EXERCISE PROMPT » Copy, from the entries below, each line in which the string "país" appears.
======== RECORD LIST ========
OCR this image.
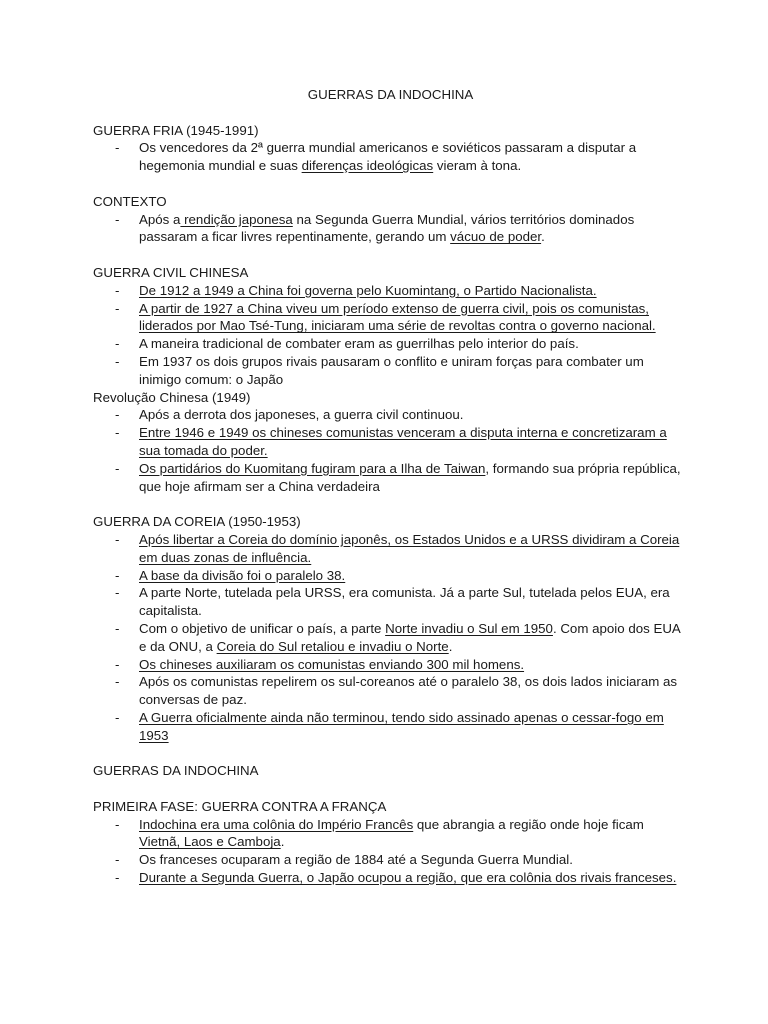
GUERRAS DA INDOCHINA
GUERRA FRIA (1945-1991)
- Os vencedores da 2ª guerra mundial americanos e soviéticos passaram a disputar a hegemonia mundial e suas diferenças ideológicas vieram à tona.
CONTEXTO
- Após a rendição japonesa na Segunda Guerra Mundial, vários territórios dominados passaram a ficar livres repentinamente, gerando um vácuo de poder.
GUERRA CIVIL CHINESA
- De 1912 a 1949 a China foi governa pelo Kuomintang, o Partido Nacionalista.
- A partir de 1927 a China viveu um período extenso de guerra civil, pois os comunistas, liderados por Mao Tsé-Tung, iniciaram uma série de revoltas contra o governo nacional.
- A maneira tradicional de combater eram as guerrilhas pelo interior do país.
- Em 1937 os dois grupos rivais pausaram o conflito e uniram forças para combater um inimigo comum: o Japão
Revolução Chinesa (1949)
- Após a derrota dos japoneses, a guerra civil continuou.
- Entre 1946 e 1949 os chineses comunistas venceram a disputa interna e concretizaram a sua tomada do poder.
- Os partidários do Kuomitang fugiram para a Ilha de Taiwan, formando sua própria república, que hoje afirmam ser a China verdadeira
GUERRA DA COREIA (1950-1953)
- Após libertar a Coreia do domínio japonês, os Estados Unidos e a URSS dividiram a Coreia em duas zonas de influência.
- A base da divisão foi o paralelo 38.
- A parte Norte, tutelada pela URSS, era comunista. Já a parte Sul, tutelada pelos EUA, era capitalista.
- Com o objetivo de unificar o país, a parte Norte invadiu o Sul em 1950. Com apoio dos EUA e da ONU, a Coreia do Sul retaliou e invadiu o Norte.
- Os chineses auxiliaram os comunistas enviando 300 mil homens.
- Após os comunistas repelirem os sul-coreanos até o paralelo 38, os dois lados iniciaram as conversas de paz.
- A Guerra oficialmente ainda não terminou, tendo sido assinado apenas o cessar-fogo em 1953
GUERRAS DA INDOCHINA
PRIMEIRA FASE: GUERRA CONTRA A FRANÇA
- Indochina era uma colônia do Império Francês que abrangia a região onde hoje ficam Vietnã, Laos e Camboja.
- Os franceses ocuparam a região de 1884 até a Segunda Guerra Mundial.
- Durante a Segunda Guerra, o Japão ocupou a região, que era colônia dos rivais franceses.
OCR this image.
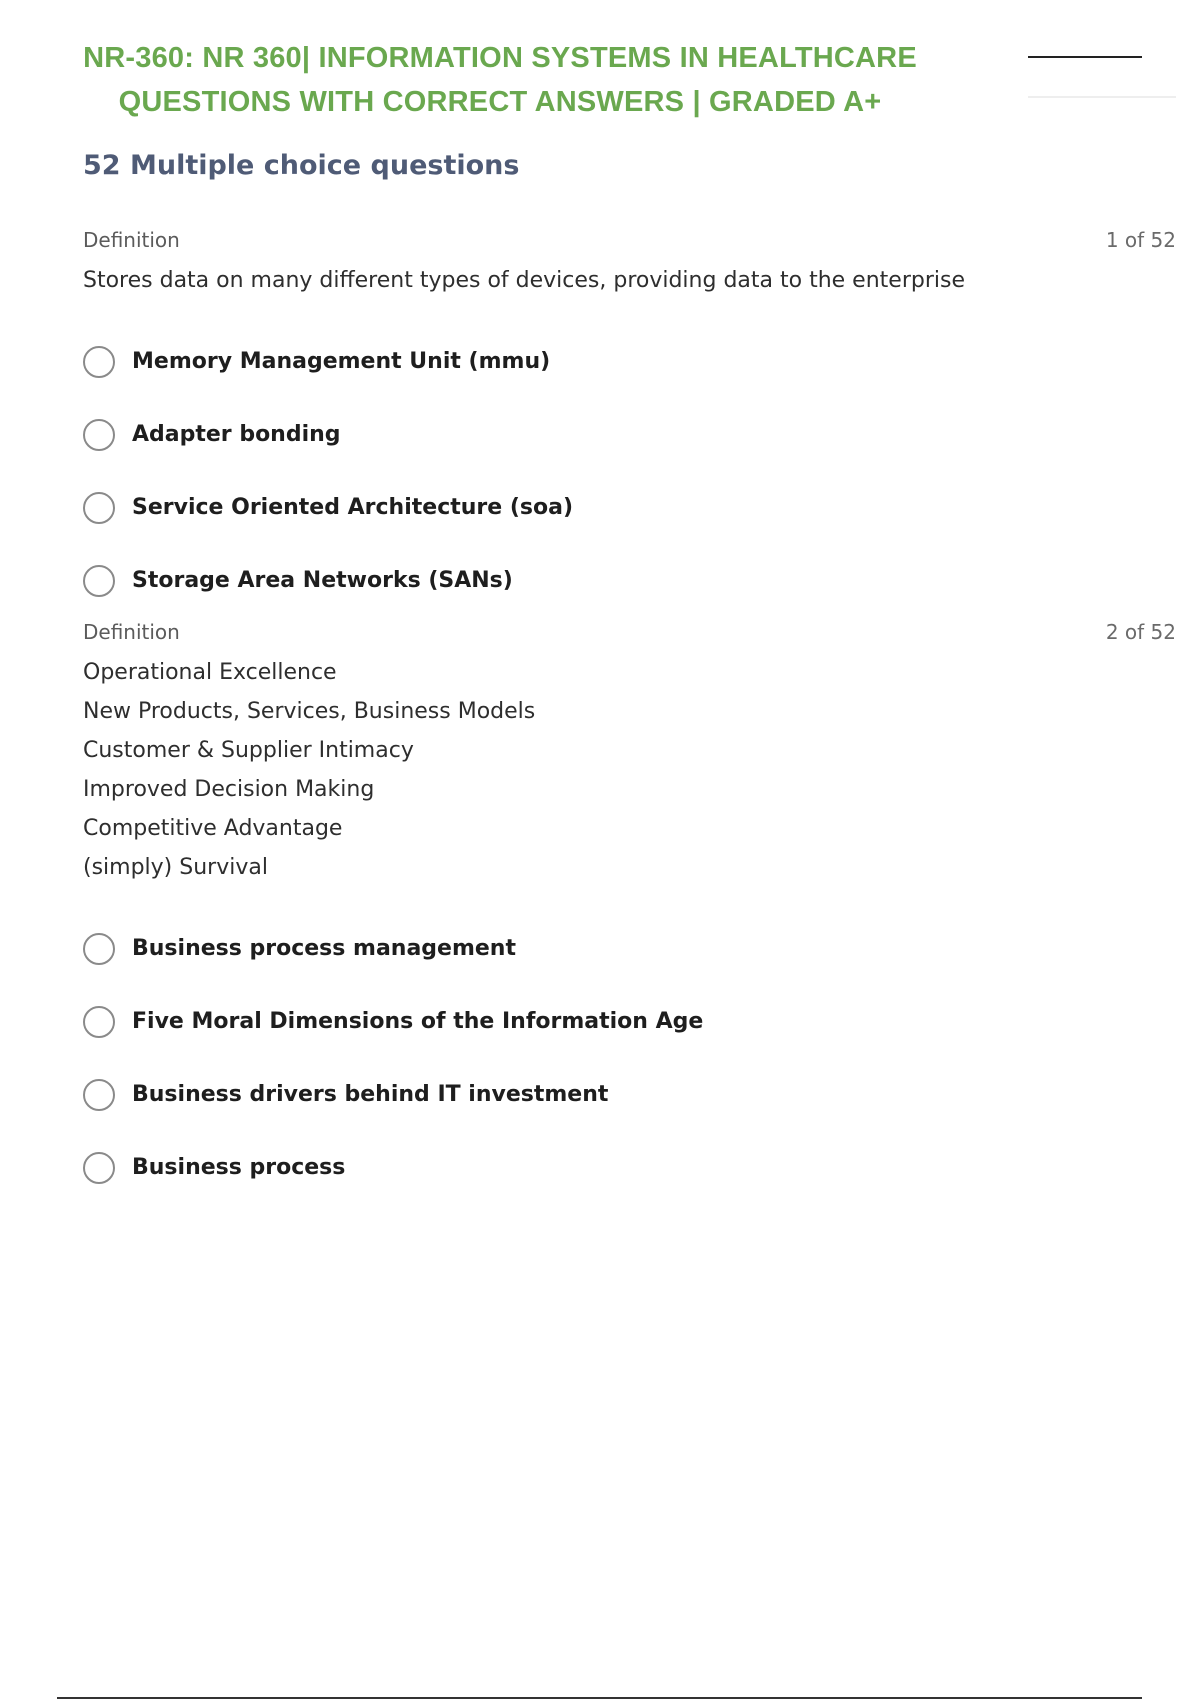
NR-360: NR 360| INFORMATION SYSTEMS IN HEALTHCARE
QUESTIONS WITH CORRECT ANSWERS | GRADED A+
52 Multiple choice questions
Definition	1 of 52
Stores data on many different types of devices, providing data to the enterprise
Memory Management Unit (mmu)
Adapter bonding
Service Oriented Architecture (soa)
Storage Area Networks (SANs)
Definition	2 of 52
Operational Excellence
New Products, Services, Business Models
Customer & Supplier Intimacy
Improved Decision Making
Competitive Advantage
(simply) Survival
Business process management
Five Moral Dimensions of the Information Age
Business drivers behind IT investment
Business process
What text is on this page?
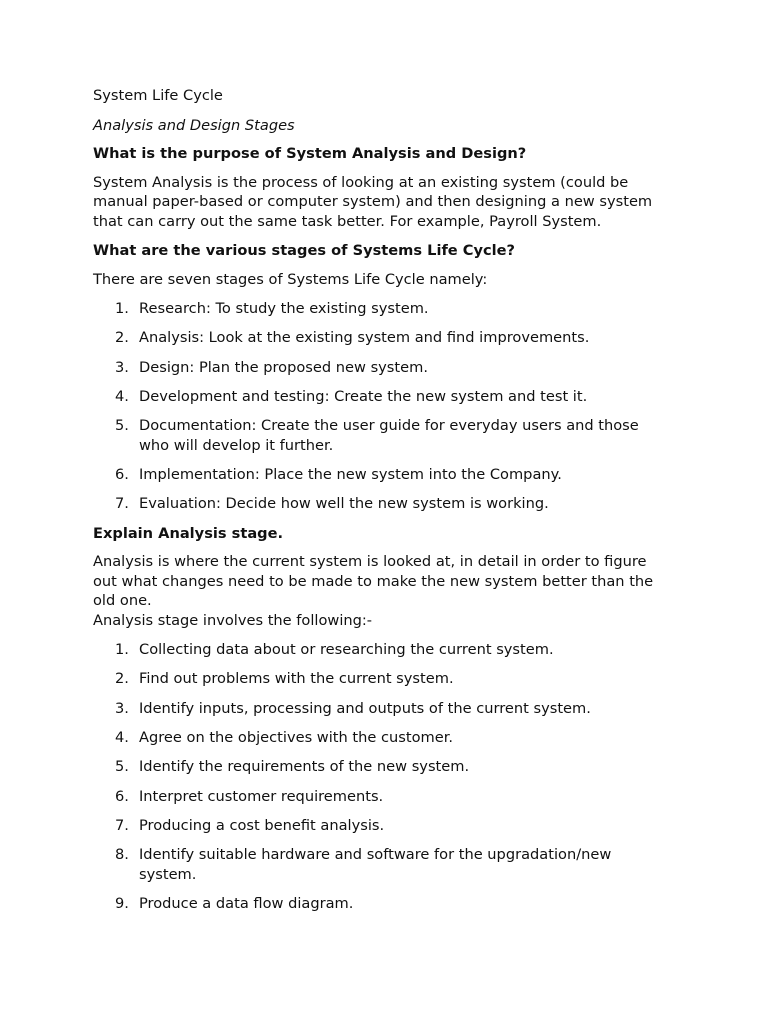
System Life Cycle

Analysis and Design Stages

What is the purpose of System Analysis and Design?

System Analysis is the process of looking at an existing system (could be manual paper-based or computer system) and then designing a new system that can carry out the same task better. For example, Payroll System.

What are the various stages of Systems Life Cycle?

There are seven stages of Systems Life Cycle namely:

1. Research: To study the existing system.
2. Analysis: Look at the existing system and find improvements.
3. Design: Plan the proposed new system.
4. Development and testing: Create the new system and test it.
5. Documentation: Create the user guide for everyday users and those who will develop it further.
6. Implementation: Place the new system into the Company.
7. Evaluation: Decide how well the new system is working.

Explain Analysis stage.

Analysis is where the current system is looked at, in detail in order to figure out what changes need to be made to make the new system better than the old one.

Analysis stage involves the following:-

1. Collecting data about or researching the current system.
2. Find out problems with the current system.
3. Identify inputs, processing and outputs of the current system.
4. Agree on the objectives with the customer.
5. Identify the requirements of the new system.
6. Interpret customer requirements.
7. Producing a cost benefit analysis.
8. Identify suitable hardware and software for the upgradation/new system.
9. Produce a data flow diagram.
========
FULL ANSWER »
- A maneira tradicional de combater eram as guerrilhas pelo interior do país.
- Com o objetivo de unificar o país, a parte Norte invadiu o Sul em 1950. Com apoio dos EUA e da ONU, a Coreia do Sul retaliou e invadiu o Norte.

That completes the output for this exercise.